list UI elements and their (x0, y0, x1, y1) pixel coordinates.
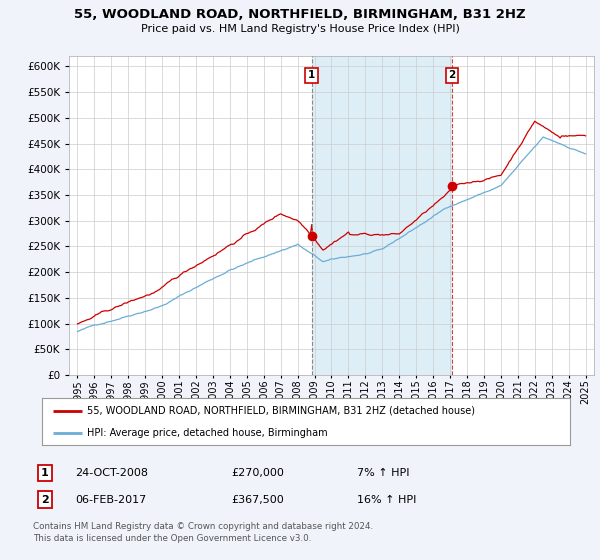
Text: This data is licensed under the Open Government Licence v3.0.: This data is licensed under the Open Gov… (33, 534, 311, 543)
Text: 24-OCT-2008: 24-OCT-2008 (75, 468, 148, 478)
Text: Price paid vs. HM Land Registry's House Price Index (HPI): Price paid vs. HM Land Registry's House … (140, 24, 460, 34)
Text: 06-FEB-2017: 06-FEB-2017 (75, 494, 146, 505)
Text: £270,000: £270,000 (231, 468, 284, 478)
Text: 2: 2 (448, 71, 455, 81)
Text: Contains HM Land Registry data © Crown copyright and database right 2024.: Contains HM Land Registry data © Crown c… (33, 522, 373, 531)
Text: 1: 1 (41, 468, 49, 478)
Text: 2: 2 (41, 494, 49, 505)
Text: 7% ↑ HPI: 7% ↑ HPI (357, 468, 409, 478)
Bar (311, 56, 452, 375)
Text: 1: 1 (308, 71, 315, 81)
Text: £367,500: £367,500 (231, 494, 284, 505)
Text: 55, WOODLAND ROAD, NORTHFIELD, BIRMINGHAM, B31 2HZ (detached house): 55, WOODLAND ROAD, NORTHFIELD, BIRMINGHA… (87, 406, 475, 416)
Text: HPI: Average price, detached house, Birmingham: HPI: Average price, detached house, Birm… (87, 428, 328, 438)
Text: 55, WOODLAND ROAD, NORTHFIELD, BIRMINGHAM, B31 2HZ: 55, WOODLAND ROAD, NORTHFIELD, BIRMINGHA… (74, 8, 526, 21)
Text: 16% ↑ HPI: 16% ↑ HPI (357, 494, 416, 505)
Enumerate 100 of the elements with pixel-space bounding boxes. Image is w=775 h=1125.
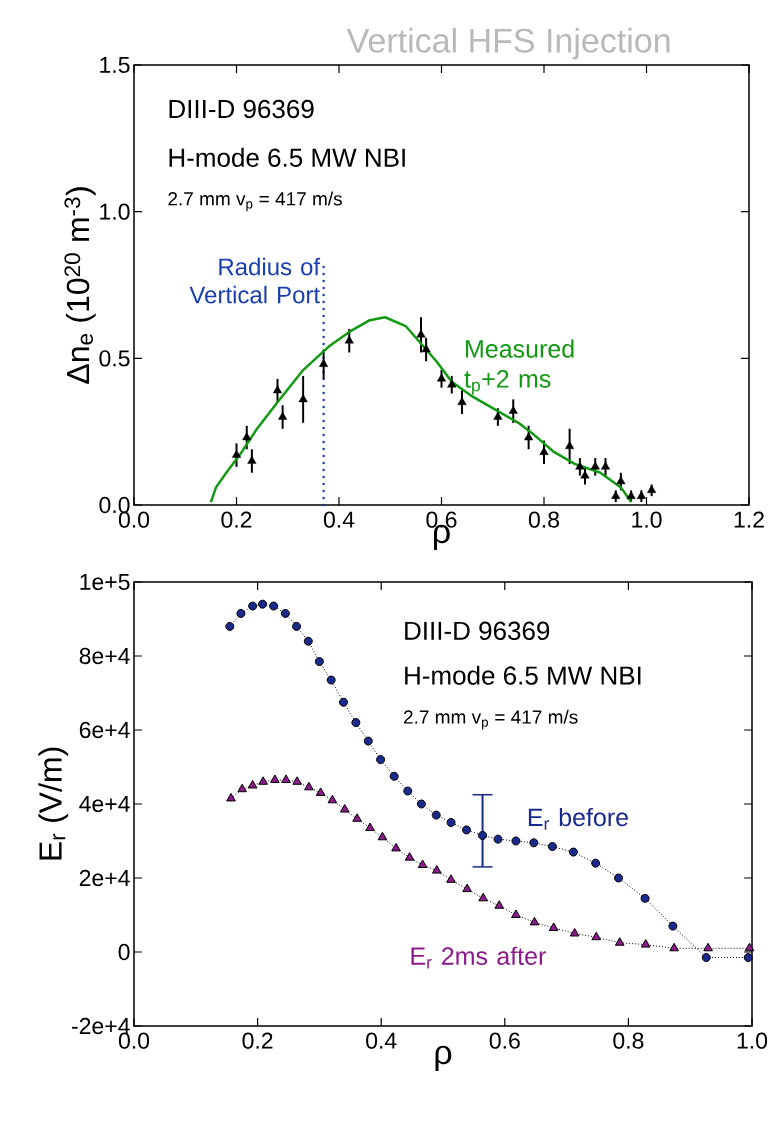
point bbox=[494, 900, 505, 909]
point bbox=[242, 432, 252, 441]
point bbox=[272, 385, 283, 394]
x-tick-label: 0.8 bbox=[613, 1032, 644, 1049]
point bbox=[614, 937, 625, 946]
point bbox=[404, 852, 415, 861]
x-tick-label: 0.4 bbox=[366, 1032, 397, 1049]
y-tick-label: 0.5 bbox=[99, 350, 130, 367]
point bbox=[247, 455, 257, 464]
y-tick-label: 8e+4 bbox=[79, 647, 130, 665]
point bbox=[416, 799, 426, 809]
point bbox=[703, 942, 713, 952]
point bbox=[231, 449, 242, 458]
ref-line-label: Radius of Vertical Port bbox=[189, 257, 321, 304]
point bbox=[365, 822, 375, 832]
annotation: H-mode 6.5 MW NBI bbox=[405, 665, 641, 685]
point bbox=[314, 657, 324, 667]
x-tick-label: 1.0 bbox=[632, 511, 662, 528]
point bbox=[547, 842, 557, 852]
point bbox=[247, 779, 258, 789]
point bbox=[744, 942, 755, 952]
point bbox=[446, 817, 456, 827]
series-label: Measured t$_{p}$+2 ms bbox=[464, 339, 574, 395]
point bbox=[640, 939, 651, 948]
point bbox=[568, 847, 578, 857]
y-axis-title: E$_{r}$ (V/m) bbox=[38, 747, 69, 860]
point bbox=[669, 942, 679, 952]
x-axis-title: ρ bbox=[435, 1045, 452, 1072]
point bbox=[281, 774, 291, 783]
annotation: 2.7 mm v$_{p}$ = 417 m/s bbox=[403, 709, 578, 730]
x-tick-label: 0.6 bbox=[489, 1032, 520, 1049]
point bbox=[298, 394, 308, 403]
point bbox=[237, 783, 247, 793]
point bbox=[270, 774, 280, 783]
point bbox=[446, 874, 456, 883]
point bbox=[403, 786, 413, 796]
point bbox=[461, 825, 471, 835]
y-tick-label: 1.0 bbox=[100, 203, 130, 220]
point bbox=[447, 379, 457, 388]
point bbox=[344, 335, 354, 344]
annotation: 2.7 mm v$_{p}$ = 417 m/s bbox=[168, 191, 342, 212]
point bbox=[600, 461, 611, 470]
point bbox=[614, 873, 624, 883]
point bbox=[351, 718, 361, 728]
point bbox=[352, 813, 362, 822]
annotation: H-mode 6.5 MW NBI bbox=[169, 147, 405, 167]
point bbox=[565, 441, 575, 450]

---+---

[Exercise prompt] Reproduce the lines of all the records above, renaming "annotation" to "note" wherever it occurs and leaving everything else unchanged. Omit the pictures.

[Response to the exercise]
list UI elements and their (x0, y0, x1, y1) pixel coordinates.
Text: This data is licensed under the Open Government Licence v3.0.: This data is licensed under the Open Gov… (33, 534, 311, 543)
Text: 24-OCT-2008: 24-OCT-2008 (75, 468, 148, 478)
Text: Price paid vs. HM Land Registry's House Price Index (HPI): Price paid vs. HM Land Registry's House … (140, 24, 460, 34)
Text: 06-FEB-2017: 06-FEB-2017 (75, 494, 146, 505)
Text: £270,000: £270,000 (231, 468, 284, 478)
Text: 2: 2 (448, 71, 455, 81)
Text: Contains HM Land Registry data © Crown copyright and database right 2024.: Contains HM Land Registry data © Crown c… (33, 522, 373, 531)
Text: 1: 1 (41, 468, 49, 478)
Text: 2: 2 (41, 494, 49, 505)
Text: 7% ↑ HPI: 7% ↑ HPI (357, 468, 409, 478)
Bar (311, 56, 452, 375)
Text: 1: 1 (308, 71, 315, 81)
Text: £367,500: £367,500 (231, 494, 284, 505)
Text: 55, WOODLAND ROAD, NORTHFIELD, BIRMINGHAM, B31 2HZ (detached house): 55, WOODLAND ROAD, NORTHFIELD, BIRMINGHA… (87, 406, 475, 416)
Text: HPI: Average price, detached house, Birmingham: HPI: Average price, detached house, Birm… (87, 428, 328, 438)
Text: 55, WOODLAND ROAD, NORTHFIELD, BIRMINGHAM, B31 2HZ: 55, WOODLAND ROAD, NORTHFIELD, BIRMINGHA… (74, 8, 526, 21)
Text: 16% ↑ HPI: 16% ↑ HPI (357, 494, 416, 505)
Enumerate 100 of the elements with pixel-space bounding boxes. Image is w=775 h=1125.
point bbox=[494, 900, 505, 909]
point bbox=[242, 432, 252, 441]
point bbox=[272, 385, 283, 394]
x-tick-label: 0.8 bbox=[613, 1032, 644, 1049]
point bbox=[614, 937, 625, 946]
point bbox=[404, 852, 415, 861]
x-tick-label: 0.4 bbox=[366, 1032, 397, 1049]
y-tick-label: 0.5 bbox=[99, 350, 130, 367]
point bbox=[247, 455, 257, 464]
y-tick-label: 8e+4 bbox=[79, 647, 130, 665]
point bbox=[416, 799, 426, 809]
point bbox=[703, 942, 713, 952]
point bbox=[231, 449, 242, 458]
ref-line-label: Radius of Vertical Port bbox=[189, 257, 321, 304]
point bbox=[365, 822, 375, 832]
note: H-mode 6.5 MW NBI bbox=[405, 665, 641, 685]
point bbox=[314, 657, 324, 667]
x-tick-label: 1.0 bbox=[632, 511, 662, 528]
point bbox=[547, 842, 557, 852]
point bbox=[247, 779, 258, 789]
point bbox=[744, 942, 755, 952]
point bbox=[446, 817, 456, 827]
series-label: Measured t$_{p}$+2 ms bbox=[464, 339, 574, 395]
point bbox=[640, 939, 651, 948]
point bbox=[568, 847, 578, 857]
y-axis-title: E$_{r}$ (V/m) bbox=[38, 747, 69, 860]
point bbox=[669, 942, 679, 952]
x-axis-title: ρ bbox=[435, 1045, 452, 1072]
point bbox=[281, 774, 291, 783]
note: 2.7 mm v$_{p}$ = 417 m/s bbox=[403, 709, 578, 730]
x-tick-label: 0.6 bbox=[489, 1032, 520, 1049]
point bbox=[298, 394, 308, 403]
point bbox=[237, 783, 247, 793]
point bbox=[270, 774, 280, 783]
point bbox=[446, 874, 456, 883]
point bbox=[403, 786, 413, 796]
point bbox=[461, 825, 471, 835]
y-tick-label: 1.0 bbox=[100, 203, 130, 220]
point bbox=[447, 379, 457, 388]
point bbox=[344, 335, 354, 344]
note: 2.7 mm v$_{p}$ = 417 m/s bbox=[168, 191, 342, 212]
point bbox=[600, 461, 611, 470]
point bbox=[614, 873, 624, 883]
point bbox=[351, 718, 361, 728]
point bbox=[352, 813, 362, 822]
note: H-mode 6.5 MW NBI bbox=[169, 147, 405, 167]
point bbox=[565, 441, 575, 450]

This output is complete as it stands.